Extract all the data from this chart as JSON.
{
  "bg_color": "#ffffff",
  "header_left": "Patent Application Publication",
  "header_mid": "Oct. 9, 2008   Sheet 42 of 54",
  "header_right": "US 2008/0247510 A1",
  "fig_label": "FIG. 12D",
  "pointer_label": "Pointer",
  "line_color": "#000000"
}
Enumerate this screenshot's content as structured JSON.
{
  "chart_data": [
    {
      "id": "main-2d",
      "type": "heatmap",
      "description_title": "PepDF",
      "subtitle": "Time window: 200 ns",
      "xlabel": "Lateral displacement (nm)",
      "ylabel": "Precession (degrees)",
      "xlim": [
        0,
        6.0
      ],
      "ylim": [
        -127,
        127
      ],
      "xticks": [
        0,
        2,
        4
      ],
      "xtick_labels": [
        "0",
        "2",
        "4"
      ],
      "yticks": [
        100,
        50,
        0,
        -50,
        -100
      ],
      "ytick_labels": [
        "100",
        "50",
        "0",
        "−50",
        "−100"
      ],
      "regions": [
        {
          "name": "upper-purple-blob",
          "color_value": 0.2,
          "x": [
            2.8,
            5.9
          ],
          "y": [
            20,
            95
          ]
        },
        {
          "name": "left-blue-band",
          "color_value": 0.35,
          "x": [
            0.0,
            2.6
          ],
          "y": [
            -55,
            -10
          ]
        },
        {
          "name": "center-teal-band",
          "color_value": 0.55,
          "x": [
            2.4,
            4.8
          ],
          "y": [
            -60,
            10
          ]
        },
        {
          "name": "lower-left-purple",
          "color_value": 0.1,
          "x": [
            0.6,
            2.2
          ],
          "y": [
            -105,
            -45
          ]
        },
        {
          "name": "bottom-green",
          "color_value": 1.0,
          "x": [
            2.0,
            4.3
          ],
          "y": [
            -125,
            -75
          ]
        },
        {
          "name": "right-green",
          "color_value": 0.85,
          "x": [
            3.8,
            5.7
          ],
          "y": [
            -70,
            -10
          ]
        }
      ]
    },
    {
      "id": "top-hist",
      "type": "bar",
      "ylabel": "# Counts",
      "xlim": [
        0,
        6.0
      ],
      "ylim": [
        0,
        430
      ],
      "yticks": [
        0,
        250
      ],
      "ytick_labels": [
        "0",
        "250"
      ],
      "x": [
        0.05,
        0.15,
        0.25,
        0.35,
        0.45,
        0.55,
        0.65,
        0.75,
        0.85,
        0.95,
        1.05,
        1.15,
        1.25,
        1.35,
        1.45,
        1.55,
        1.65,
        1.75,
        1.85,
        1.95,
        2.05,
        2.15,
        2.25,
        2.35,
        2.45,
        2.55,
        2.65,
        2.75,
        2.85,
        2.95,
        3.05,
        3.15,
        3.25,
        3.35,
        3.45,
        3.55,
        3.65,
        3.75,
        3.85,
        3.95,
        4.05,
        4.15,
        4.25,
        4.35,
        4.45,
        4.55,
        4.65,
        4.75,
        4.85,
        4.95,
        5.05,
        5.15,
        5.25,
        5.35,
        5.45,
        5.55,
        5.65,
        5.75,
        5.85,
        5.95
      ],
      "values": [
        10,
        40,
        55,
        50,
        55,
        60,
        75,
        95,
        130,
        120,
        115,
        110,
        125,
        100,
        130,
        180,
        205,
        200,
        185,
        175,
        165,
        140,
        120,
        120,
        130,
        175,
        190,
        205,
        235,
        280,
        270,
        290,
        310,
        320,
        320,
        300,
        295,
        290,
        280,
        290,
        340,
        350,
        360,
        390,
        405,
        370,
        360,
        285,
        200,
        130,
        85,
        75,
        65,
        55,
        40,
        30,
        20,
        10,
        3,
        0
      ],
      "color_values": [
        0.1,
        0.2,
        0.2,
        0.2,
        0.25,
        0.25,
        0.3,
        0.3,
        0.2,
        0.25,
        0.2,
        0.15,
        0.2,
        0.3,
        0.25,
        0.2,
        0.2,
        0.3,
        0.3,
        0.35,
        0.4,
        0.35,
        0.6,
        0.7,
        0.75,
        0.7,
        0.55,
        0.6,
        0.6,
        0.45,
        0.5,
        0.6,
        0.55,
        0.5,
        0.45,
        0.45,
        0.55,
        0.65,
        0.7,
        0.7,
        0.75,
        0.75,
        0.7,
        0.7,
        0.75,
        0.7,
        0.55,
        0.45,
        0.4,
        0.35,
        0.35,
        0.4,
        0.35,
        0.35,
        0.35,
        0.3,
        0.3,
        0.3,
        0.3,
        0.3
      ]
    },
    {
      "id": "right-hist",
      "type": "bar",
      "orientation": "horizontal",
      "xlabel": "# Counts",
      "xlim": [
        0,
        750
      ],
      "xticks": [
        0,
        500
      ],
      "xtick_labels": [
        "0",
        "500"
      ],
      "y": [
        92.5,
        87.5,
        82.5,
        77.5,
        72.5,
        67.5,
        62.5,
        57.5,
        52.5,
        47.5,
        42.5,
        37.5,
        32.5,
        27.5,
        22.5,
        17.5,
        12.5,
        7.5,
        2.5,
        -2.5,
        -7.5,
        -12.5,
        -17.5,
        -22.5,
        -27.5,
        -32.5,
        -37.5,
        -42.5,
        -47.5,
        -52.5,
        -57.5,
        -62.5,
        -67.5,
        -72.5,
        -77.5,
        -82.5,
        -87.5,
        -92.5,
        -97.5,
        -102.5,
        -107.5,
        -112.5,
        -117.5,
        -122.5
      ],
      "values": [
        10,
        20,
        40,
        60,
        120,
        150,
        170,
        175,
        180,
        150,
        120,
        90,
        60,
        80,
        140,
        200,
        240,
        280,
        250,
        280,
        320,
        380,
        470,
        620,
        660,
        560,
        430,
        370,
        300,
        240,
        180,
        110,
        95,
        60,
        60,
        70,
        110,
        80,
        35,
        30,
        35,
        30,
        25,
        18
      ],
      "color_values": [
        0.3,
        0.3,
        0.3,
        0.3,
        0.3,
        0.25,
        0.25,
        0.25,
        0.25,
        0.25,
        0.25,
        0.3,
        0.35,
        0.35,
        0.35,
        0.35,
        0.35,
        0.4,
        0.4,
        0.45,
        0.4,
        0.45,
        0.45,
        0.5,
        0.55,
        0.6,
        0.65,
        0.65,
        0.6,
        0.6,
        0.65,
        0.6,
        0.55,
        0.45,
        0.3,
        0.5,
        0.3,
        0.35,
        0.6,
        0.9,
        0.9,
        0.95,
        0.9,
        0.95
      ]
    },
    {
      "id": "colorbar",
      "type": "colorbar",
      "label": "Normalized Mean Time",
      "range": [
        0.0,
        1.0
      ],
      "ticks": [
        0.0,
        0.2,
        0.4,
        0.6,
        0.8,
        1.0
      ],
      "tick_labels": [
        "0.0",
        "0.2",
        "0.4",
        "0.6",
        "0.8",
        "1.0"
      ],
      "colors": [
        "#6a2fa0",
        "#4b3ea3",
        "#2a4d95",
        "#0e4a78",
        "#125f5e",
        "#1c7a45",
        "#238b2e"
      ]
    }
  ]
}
::::::::
### WHAT YOU NEED TO DO
Return each line that includes "Time".

### IN RESPONSE
      "subtitle": "Time window: 200 ns",
      "label": "Normalized Mean Time",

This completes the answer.